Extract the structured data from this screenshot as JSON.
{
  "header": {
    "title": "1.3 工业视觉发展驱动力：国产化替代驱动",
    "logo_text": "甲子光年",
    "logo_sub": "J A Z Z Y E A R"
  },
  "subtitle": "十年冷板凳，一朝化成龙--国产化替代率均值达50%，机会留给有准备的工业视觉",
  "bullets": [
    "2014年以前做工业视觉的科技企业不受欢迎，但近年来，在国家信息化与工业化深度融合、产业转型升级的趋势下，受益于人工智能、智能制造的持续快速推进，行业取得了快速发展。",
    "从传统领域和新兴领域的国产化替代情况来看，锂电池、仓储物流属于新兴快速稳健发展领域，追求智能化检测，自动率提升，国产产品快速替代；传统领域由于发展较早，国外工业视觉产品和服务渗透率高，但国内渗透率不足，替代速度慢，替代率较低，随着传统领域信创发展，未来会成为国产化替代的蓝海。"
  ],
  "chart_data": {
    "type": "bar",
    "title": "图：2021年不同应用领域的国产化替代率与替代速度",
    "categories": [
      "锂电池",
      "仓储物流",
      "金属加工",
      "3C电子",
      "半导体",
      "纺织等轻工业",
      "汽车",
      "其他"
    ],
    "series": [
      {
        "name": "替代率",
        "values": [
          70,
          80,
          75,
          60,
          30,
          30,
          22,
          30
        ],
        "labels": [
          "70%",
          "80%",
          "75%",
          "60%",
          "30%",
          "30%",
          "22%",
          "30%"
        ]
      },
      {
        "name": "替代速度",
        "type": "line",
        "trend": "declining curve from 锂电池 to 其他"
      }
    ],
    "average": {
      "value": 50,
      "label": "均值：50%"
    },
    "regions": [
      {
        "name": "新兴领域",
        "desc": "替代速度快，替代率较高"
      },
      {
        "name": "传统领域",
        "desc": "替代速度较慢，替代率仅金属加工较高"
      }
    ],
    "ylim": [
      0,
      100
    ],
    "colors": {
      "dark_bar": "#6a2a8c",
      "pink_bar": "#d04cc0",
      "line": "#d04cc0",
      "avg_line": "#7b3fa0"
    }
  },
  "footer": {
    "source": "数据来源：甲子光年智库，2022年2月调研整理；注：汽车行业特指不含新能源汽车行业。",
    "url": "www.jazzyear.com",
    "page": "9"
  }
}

- **What is required**: Your answer should be a single number: the count of lines in the listing that contain the word "desc".

- **Worked solution**: 2